Instructions to follow =>
Locate the word "столбиков" in the entries below, then gather every line that holds it.

#####

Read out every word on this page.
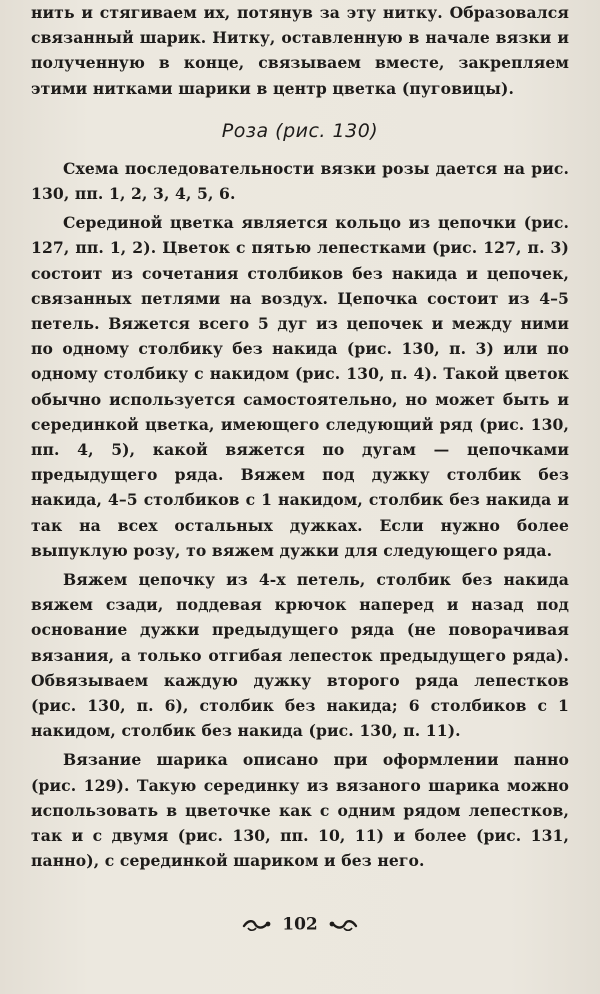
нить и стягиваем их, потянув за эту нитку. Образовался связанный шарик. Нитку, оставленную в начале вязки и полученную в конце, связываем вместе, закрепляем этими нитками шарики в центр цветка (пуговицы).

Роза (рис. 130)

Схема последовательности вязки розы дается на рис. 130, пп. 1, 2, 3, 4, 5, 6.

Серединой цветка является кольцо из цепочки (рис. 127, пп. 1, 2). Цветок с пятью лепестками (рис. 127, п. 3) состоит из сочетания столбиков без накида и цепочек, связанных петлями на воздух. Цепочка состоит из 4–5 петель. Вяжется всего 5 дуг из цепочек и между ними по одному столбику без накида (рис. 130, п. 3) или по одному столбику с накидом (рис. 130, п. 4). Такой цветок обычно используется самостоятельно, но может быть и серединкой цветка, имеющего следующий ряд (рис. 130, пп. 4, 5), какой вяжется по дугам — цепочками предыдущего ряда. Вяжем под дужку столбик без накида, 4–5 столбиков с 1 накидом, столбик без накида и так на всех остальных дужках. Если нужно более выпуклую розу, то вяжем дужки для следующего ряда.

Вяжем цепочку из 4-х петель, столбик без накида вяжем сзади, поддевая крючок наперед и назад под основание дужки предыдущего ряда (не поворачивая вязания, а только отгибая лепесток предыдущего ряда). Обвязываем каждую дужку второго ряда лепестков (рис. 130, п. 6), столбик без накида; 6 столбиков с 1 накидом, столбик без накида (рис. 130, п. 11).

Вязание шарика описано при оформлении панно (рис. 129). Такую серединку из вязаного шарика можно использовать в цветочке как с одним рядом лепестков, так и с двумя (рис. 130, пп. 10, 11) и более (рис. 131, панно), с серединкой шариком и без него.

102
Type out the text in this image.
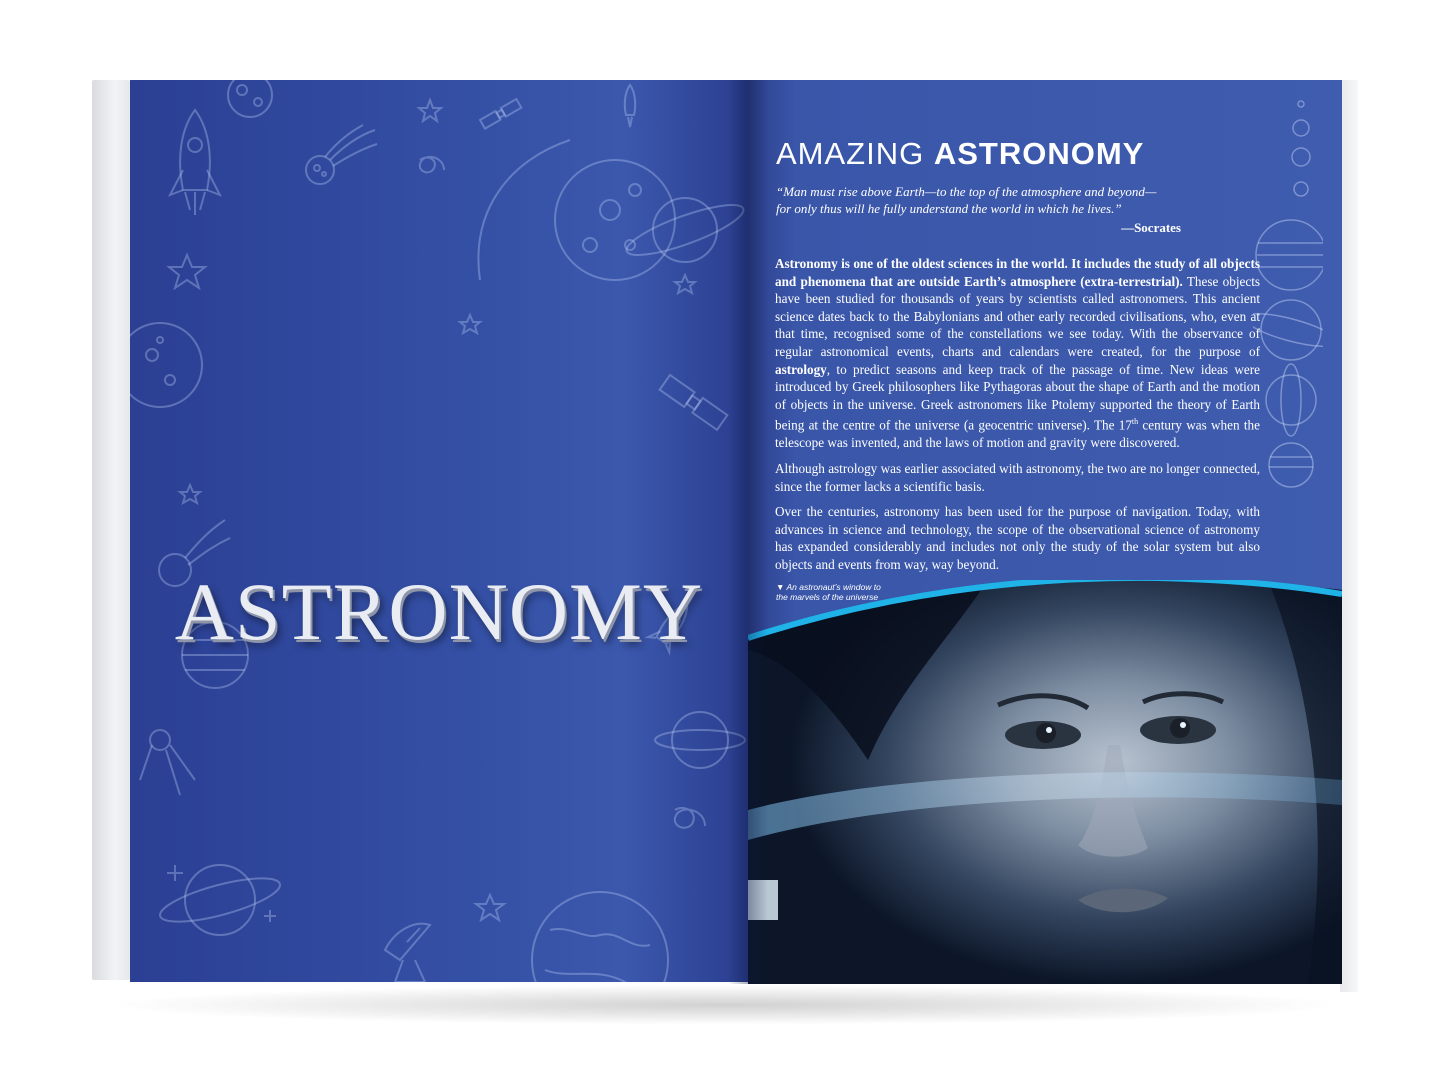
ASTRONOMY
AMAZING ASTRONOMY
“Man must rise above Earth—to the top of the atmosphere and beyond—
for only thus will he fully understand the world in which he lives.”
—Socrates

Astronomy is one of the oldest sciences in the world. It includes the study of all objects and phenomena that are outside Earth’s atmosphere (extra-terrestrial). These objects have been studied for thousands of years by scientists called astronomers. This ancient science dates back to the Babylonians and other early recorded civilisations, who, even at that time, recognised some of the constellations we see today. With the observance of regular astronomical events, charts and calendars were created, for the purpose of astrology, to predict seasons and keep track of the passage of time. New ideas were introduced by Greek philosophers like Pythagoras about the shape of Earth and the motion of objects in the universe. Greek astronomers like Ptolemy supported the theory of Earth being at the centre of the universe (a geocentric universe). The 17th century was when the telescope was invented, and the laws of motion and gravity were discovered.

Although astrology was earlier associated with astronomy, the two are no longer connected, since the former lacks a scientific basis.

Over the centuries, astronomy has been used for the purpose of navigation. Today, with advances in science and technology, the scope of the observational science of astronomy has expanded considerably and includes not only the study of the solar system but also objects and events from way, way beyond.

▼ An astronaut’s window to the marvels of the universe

#####

Solution for this task =>
Серединой цветка является кольцо из цепочки (рис. 127, пп. 1, 2). Цветок с пятью лепестками (рис. 127, п. 3) состоит из сочетания столбиков без накида и цепочек, связанных петлями на воздух. Цепочка состоит из 4–5 петель. Вяжется всего 5 дуг из цепочек и между ними по одному столбику без накида (рис. 130, п. 3) или по одному столбику с накидом (рис. 130, п. 4). Такой цветок обычно используется самостоятельно, но может быть и серединкой цветка, имеющего следующий ряд (рис. 130, пп. 4, 5), какой вяжется по дугам — цепочками предыдущего ряда. Вяжем под дужку столбик без накида, 4–5 столбиков с 1 накидом, столбик без накида и так на всех остальных дужках. Если нужно более выпуклую розу, то вяжем дужки для следующего ряда.
Вяжем цепочку из 4-х петель, столбик без накида вяжем сзади, поддевая крючок наперед и назад под основание дужки предыдущего ряда (не поворачивая вязания, а только отгибая лепесток предыдущего ряда). Обвязываем каждую дужку второго ряда лепестков (рис. 130, п. 6), столбик без накида; 6 столбиков с 1 накидом, столбик без накида (рис. 130, п. 11).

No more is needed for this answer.